··· Material provided ···

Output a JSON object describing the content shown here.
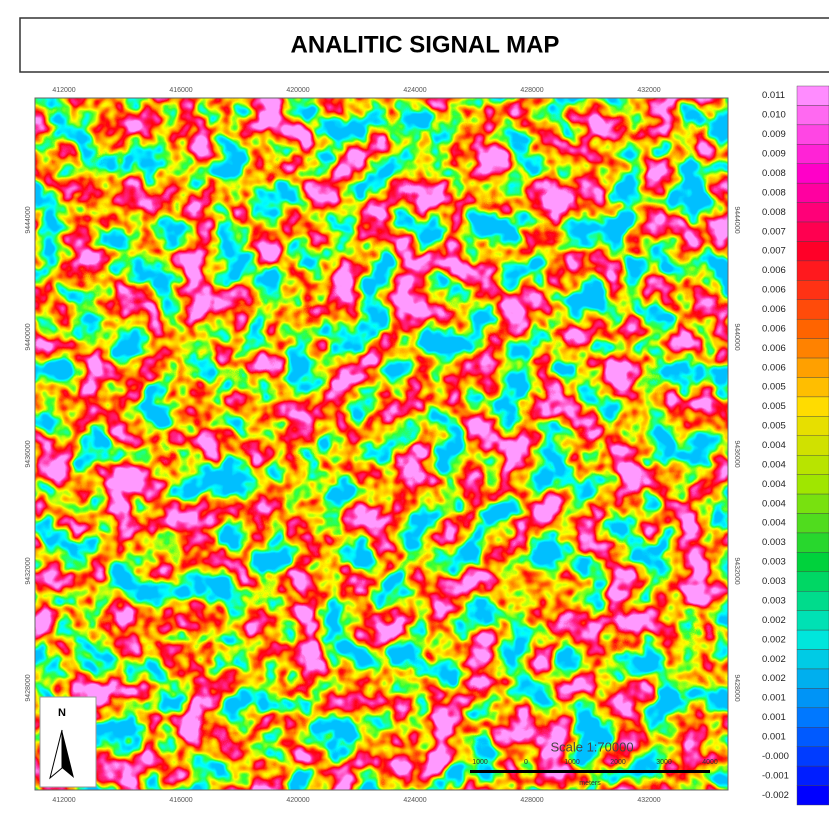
{
  "title": "ANALITIC SIGNAL MAP",
  "x_labels": [
    "412000",
    "416000",
    "420000",
    "424000",
    "428000",
    "432000"
  ],
  "y_labels": [
    "9444000",
    "9440000",
    "9436000",
    "9432000",
    "9428000"
  ],
  "legend_labels": [
    "0.011",
    "0.010",
    "0.009",
    "0.009",
    "0.008",
    "0.008",
    "0.008",
    "0.007",
    "0.007",
    "0.006",
    "0.006",
    "0.006",
    "0.006",
    "0.006",
    "0.006",
    "0.005",
    "0.005",
    "0.005",
    "0.004",
    "0.004",
    "0.004",
    "0.004",
    "0.004",
    "0.003",
    "0.003",
    "0.003",
    "0.003",
    "0.002",
    "0.002",
    "0.002",
    "0.002",
    "0.001",
    "0.001",
    "0.001",
    "-0.000",
    "-0.001",
    "-0.002"
  ],
  "north": "N",
  "scale": {
    "title": "Scale 1:70000",
    "ticks": [
      "1000",
      "0",
      "1000",
      "2000",
      "3000",
      "4000"
    ],
    "unit": "meters"
  }
}
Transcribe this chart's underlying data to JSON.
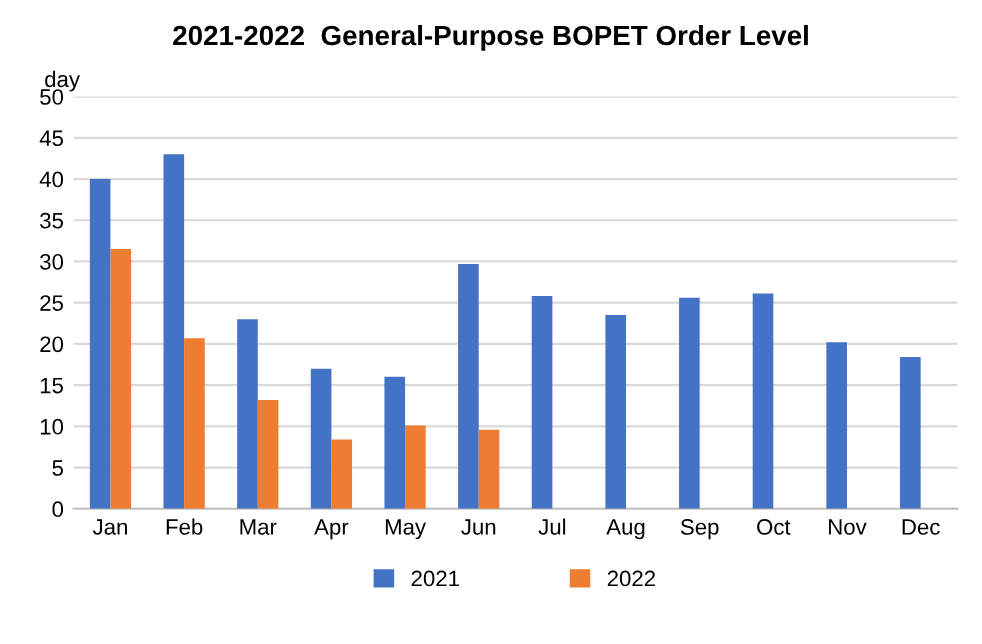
{
  "chart_data": {
    "type": "bar",
    "title": "2021-2022  General-Purpose BOPET Order Level",
    "ylabel": "day",
    "categories": [
      "Jan",
      "Feb",
      "Mar",
      "Apr",
      "May",
      "Jun",
      "Jul",
      "Aug",
      "Sep",
      "Oct",
      "Nov",
      "Dec"
    ],
    "series": [
      {
        "name": "2021",
        "color": "#4472c4",
        "values": [
          40,
          43,
          23,
          17,
          16,
          29.7,
          25.8,
          23.5,
          25.6,
          26.1,
          20.2,
          18.4
        ]
      },
      {
        "name": "2022",
        "color": "#ed7d31",
        "values": [
          31.5,
          20.7,
          13.2,
          8.4,
          10.1,
          9.6,
          null,
          null,
          null,
          null,
          null,
          null
        ]
      }
    ],
    "ylim": [
      0,
      50
    ],
    "yticks": [
      0,
      5,
      10,
      15,
      20,
      25,
      30,
      35,
      40,
      45,
      50
    ],
    "grid": "y",
    "legend": "bottom"
  }
}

···

**Problem:** Repeat each line of the records above exactly, but do not copy the pictures.

**Response for this exercise:**
Output a JSON object describing the content shown here.
{
  "title": "ANALITIC SIGNAL MAP",
  "x_labels": [
    "412000",
    "416000",
    "420000",
    "424000",
    "428000",
    "432000"
  ],
  "y_labels": [
    "9444000",
    "9440000",
    "9436000",
    "9432000",
    "9428000"
  ],
  "legend_labels": [
    "0.011",
    "0.010",
    "0.009",
    "0.009",
    "0.008",
    "0.008",
    "0.008",
    "0.007",
    "0.007",
    "0.006",
    "0.006",
    "0.006",
    "0.006",
    "0.006",
    "0.006",
    "0.005",
    "0.005",
    "0.005",
    "0.004",
    "0.004",
    "0.004",
    "0.004",
    "0.004",
    "0.003",
    "0.003",
    "0.003",
    "0.003",
    "0.002",
    "0.002",
    "0.002",
    "0.002",
    "0.001",
    "0.001",
    "0.001",
    "-0.000",
    "-0.001",
    "-0.002"
  ],
  "north": "N",
  "scale": {
    "title": "Scale 1:70000",
    "ticks": [
      "1000",
      "0",
      "1000",
      "2000",
      "3000",
      "4000"
    ],
    "unit": "meters"
  }
}
Transcribe this chart's underlying data to JSON.
{
  "chart_data": {
    "type": "bar",
    "title": "2021-2022  General-Purpose BOPET Order Level",
    "ylabel": "day",
    "categories": [
      "Jan",
      "Feb",
      "Mar",
      "Apr",
      "May",
      "Jun",
      "Jul",
      "Aug",
      "Sep",
      "Oct",
      "Nov",
      "Dec"
    ],
    "series": [
      {
        "name": "2021",
        "color": "#4472c4",
        "values": [
          40,
          43,
          23,
          17,
          16,
          29.7,
          25.8,
          23.5,
          25.6,
          26.1,
          20.2,
          18.4
        ]
      },
      {
        "name": "2022",
        "color": "#ed7d31",
        "values": [
          31.5,
          20.7,
          13.2,
          8.4,
          10.1,
          9.6,
          null,
          null,
          null,
          null,
          null,
          null
        ]
      }
    ],
    "ylim": [
      0,
      50
    ],
    "yticks": [
      0,
      5,
      10,
      15,
      20,
      25,
      30,
      35,
      40,
      45,
      50
    ],
    "grid": "y",
    "legend": "bottom"
  }
}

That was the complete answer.